── RAW DATA ──

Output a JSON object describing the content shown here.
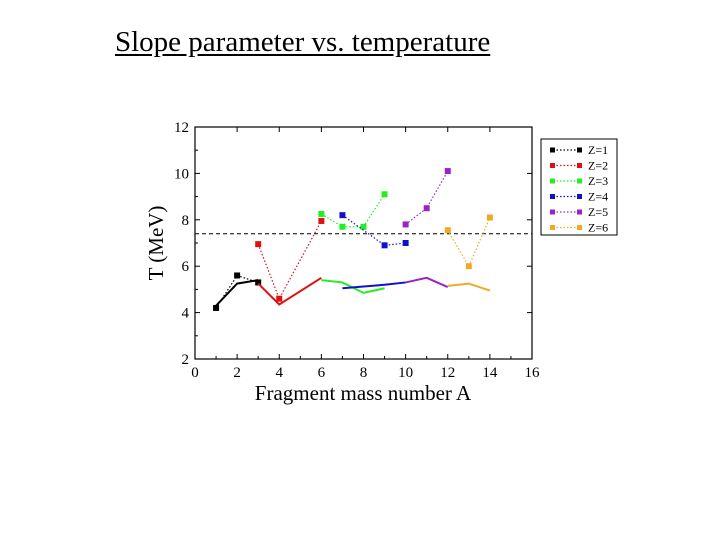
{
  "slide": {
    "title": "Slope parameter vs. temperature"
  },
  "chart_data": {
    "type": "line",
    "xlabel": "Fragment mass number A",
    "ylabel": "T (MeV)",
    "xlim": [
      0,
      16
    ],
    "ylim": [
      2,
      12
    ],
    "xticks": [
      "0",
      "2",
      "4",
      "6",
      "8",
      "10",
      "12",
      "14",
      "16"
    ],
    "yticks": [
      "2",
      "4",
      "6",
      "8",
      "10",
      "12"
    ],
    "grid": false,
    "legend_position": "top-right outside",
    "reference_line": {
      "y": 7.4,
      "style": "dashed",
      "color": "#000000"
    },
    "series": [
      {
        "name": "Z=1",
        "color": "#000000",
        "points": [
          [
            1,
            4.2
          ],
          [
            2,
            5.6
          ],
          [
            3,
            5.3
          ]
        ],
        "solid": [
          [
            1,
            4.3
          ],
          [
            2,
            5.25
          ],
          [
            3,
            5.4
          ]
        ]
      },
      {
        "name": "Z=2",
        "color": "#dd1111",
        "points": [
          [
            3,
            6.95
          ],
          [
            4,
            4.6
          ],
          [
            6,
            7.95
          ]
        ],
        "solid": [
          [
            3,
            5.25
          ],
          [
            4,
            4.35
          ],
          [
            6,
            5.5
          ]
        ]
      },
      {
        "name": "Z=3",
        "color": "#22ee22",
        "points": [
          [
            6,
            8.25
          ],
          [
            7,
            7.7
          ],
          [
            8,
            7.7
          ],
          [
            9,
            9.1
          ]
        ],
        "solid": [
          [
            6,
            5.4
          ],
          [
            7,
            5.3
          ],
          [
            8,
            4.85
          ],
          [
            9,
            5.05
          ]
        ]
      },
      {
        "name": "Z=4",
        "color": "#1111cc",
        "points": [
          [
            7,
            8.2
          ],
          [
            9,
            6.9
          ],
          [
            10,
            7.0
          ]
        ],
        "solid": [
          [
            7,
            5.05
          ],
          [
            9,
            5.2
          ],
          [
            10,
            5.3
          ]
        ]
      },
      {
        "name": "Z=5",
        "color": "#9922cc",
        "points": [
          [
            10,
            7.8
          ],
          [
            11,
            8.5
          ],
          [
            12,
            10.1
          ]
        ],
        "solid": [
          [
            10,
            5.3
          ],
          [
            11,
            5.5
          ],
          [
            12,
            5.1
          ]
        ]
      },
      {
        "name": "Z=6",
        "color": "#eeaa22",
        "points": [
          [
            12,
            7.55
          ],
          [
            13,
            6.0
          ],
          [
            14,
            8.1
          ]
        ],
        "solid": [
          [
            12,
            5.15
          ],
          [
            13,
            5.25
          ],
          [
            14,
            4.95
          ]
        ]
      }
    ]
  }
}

───

• [TO DO]: Leave the pictures out and copy the rest of the data exactly.

• [EXERCISE ANSWER]:
Output a JSON object describing the content shown here.
{
  "slide": {
    "title": "Slope parameter vs. temperature"
  },
  "chart_data": {
    "type": "line",
    "xlabel": "Fragment mass number A",
    "ylabel": "T (MeV)",
    "xlim": [
      0,
      16
    ],
    "ylim": [
      2,
      12
    ],
    "xticks": [
      "0",
      "2",
      "4",
      "6",
      "8",
      "10",
      "12",
      "14",
      "16"
    ],
    "yticks": [
      "2",
      "4",
      "6",
      "8",
      "10",
      "12"
    ],
    "grid": false,
    "legend_position": "top-right outside",
    "reference_line": {
      "y": 7.4,
      "style": "dashed",
      "color": "#000000"
    },
    "series": [
      {
        "name": "Z=1",
        "color": "#000000",
        "points": [
          [
            1,
            4.2
          ],
          [
            2,
            5.6
          ],
          [
            3,
            5.3
          ]
        ],
        "solid": [
          [
            1,
            4.3
          ],
          [
            2,
            5.25
          ],
          [
            3,
            5.4
          ]
        ]
      },
      {
        "name": "Z=2",
        "color": "#dd1111",
        "points": [
          [
            3,
            6.95
          ],
          [
            4,
            4.6
          ],
          [
            6,
            7.95
          ]
        ],
        "solid": [
          [
            3,
            5.25
          ],
          [
            4,
            4.35
          ],
          [
            6,
            5.5
          ]
        ]
      },
      {
        "name": "Z=3",
        "color": "#22ee22",
        "points": [
          [
            6,
            8.25
          ],
          [
            7,
            7.7
          ],
          [
            8,
            7.7
          ],
          [
            9,
            9.1
          ]
        ],
        "solid": [
          [
            6,
            5.4
          ],
          [
            7,
            5.3
          ],
          [
            8,
            4.85
          ],
          [
            9,
            5.05
          ]
        ]
      },
      {
        "name": "Z=4",
        "color": "#1111cc",
        "points": [
          [
            7,
            8.2
          ],
          [
            9,
            6.9
          ],
          [
            10,
            7.0
          ]
        ],
        "solid": [
          [
            7,
            5.05
          ],
          [
            9,
            5.2
          ],
          [
            10,
            5.3
          ]
        ]
      },
      {
        "name": "Z=5",
        "color": "#9922cc",
        "points": [
          [
            10,
            7.8
          ],
          [
            11,
            8.5
          ],
          [
            12,
            10.1
          ]
        ],
        "solid": [
          [
            10,
            5.3
          ],
          [
            11,
            5.5
          ],
          [
            12,
            5.1
          ]
        ]
      },
      {
        "name": "Z=6",
        "color": "#eeaa22",
        "points": [
          [
            12,
            7.55
          ],
          [
            13,
            6.0
          ],
          [
            14,
            8.1
          ]
        ],
        "solid": [
          [
            12,
            5.15
          ],
          [
            13,
            5.25
          ],
          [
            14,
            4.95
          ]
        ]
      }
    ]
  }
}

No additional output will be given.